TASK INSTRUCTIONS: Gather the lines below that include the string "Corte", copying each in full.

DATASET RECORDS:
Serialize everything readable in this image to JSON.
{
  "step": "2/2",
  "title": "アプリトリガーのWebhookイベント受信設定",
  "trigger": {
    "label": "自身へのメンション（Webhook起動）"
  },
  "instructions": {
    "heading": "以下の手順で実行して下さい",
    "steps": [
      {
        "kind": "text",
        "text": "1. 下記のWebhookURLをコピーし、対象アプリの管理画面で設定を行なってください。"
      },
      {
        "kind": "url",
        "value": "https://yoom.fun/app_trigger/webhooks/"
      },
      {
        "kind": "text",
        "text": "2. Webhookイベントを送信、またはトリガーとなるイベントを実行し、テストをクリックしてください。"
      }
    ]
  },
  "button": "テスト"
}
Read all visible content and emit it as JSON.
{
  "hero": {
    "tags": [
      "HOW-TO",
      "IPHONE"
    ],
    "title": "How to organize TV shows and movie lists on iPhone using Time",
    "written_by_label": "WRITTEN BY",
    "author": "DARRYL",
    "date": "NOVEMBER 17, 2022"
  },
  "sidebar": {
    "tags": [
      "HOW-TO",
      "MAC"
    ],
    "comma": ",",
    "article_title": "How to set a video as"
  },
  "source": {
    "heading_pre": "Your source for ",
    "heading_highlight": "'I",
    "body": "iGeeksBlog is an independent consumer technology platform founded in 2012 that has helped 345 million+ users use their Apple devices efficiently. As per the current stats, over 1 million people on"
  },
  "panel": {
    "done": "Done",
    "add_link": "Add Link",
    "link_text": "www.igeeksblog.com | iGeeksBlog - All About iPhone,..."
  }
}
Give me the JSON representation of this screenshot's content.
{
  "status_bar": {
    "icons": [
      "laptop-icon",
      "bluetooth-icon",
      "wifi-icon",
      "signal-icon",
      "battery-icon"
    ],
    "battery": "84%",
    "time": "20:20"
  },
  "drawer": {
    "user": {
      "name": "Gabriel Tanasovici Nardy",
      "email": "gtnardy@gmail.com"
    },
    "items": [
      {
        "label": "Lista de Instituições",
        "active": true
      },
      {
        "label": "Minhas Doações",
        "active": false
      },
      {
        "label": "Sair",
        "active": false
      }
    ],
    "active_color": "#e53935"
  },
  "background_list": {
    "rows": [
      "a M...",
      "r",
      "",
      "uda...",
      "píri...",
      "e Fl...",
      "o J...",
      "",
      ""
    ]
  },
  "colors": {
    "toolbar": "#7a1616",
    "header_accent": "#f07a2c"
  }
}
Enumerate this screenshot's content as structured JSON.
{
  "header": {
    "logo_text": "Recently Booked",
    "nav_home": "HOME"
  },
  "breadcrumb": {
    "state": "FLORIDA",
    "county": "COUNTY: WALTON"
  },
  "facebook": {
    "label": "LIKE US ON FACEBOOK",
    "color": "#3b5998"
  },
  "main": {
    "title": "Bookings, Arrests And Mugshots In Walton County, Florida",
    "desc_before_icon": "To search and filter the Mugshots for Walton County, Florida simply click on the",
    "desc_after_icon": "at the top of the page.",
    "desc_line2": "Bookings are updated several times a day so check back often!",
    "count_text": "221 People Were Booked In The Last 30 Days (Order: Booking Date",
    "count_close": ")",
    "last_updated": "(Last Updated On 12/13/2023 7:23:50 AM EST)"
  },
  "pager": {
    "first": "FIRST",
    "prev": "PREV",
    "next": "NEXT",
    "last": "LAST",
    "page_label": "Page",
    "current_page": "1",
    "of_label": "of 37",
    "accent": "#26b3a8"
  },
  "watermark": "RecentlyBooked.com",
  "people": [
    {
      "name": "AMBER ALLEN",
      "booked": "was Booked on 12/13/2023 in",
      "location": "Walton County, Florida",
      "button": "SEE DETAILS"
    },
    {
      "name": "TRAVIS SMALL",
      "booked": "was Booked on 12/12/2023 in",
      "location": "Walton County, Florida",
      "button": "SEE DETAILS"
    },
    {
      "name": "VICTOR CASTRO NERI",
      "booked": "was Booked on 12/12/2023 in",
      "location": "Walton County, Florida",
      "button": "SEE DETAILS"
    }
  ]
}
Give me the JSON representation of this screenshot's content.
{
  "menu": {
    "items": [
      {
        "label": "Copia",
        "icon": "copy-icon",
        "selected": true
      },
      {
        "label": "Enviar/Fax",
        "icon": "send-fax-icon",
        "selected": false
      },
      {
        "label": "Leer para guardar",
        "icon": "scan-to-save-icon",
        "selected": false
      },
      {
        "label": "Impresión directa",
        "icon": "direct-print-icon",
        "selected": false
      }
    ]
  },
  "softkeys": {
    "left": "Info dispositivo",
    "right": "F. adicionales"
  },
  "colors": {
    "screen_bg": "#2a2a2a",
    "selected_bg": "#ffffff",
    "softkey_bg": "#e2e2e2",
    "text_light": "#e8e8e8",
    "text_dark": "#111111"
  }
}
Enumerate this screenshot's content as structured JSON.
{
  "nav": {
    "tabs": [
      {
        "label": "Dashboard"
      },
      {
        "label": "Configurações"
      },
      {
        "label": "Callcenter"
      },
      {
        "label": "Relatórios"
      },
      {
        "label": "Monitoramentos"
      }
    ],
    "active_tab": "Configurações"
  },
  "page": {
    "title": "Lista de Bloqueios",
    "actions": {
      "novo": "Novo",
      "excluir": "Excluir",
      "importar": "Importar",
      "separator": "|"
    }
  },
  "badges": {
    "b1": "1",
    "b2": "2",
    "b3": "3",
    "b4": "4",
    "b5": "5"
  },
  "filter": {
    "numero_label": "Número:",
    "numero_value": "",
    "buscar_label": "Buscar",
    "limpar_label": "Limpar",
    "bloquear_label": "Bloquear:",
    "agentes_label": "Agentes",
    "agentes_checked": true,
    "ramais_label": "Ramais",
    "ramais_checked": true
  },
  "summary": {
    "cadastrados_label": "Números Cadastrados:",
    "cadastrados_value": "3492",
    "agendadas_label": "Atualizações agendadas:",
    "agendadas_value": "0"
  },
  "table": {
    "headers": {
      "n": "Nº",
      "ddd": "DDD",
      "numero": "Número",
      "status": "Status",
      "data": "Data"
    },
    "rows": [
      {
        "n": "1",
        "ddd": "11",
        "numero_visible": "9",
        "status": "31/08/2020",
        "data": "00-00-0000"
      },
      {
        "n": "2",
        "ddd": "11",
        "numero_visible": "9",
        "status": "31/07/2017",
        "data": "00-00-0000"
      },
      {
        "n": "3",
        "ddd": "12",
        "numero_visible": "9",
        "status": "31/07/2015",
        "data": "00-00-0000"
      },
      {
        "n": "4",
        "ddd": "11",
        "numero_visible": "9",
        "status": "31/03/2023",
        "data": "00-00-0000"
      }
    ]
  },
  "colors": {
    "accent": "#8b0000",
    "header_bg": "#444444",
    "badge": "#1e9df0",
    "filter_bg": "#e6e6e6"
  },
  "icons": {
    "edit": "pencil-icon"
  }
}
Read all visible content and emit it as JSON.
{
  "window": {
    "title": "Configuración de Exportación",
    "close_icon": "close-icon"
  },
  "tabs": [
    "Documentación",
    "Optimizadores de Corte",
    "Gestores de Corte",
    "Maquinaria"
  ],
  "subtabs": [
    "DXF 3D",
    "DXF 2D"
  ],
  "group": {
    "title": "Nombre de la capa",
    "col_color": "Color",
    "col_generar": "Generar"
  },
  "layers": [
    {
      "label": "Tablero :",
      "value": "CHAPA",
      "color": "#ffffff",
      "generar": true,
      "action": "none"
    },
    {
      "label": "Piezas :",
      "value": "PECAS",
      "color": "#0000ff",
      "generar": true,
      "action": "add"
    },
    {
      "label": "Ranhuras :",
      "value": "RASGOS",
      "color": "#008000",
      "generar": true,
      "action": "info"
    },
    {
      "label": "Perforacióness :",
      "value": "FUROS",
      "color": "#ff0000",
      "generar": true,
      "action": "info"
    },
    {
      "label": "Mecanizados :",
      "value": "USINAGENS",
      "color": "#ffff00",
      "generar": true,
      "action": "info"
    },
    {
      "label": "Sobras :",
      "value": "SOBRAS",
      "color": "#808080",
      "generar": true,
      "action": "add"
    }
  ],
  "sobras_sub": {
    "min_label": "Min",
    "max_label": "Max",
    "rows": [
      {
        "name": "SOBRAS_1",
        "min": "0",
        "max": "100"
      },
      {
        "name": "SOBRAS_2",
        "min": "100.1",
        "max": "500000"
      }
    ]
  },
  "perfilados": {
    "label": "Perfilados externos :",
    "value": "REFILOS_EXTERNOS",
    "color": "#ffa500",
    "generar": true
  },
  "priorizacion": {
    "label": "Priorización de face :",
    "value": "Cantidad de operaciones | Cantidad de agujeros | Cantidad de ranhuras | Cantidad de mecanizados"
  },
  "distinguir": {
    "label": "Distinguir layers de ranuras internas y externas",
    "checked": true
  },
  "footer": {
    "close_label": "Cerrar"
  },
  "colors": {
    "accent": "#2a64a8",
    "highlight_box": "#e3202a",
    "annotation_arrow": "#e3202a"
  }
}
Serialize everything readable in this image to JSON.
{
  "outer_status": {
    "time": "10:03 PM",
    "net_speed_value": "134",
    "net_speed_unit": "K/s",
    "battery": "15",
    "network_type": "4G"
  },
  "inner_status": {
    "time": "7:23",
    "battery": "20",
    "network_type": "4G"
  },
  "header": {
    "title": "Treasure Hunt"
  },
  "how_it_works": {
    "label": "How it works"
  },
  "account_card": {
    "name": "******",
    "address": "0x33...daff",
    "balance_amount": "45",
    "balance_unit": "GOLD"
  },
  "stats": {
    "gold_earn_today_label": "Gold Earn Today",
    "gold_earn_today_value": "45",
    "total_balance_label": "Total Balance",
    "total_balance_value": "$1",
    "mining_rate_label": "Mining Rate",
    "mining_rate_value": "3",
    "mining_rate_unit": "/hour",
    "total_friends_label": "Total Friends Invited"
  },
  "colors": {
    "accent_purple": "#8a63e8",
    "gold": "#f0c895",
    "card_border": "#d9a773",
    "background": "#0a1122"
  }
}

SOLVED PROBLEM:
    "Optimizadores de Corte",
    "Gestores de Corte",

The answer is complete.